* [Stated goal]:
What follows is a set of records; repeat all of them exactly.

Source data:

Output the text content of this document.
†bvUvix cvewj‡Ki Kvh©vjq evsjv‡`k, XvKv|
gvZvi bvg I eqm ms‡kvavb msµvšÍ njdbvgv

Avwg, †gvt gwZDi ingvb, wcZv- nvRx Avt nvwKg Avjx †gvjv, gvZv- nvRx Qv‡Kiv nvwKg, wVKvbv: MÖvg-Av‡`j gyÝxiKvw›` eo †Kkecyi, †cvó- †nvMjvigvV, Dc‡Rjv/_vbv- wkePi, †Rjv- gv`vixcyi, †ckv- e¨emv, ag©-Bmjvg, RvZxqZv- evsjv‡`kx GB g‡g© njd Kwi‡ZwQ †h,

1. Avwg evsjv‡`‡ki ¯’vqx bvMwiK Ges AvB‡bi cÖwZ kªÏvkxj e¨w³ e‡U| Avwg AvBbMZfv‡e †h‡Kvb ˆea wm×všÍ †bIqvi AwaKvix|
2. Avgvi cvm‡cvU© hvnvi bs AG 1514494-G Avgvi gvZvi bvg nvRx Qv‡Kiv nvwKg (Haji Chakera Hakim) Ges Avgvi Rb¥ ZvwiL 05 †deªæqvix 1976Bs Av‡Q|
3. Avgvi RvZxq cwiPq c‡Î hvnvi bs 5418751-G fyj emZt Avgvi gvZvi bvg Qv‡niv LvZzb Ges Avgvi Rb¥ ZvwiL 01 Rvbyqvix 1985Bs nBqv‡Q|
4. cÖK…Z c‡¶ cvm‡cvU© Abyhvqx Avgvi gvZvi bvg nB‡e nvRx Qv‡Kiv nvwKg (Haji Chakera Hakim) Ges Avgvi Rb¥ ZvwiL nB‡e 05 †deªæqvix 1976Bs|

* [Response]:
Output the text content of this document.
†bvUvix cvewj‡Ki Kvh©vjq evsjv‡`k, XvKv|
gvZvi bvg I eqm ms‡kvavb msµvšÍ njdbvgv

Avwg, †gvt gwZDi ingvb, wcZv- nvRx Avt nvwKg Avjx †gvjv, gvZv- nvRx Qv‡Kiv nvwKg, wVKvbv: MÖvg-Av‡`j gyÝxiKvw›` eo †Kkecyi, †cvó- †nvMjvigvV, Dc‡Rjv/_vbv- wkePi, †Rjv- gv`vixcyi, †ckv- e¨emv, ag©-Bmjvg, RvZxqZv- evsjv‡`kx GB g‡g© njd Kwi‡ZwQ †h,

1. Avwg evsjv‡`‡ki ¯’vqx bvMwiK Ges AvB‡bi cÖwZ kªÏvkxj e¨w³ e‡U| Avwg AvBbMZfv‡e †h‡Kvb ˆea wm×všÍ †bIqvi AwaKvix|
2. Avgvi cvm‡cvU© hvnvi bs AG 1514494-G Avgvi gvZvi bvg nvRx Qv‡Kiv nvwKg (Haji Chakera Hakim) Ges Avgvi Rb¥ ZvwiL 05 †deªæqvix 1976Bs Av‡Q|
3. Avgvi RvZxq cwiPq c‡Î hvnvi bs 5418751-G fyj emZt Avgvi gvZvi bvg Qv‡niv LvZzb Ges Avgvi Rb¥ ZvwiL 01 Rvbyqvix 1985Bs nBqv‡Q|
4. cÖK…Z c‡¶ cvm‡cvU© Abyhvqx Avgvi gvZvi bvg nB‡e nvRx Qv‡Kiv nvwKg (Haji Chakera Hakim) Ges Avgvi Rb¥ ZvwiL nB‡e 05 †deªæqvix 1976Bs|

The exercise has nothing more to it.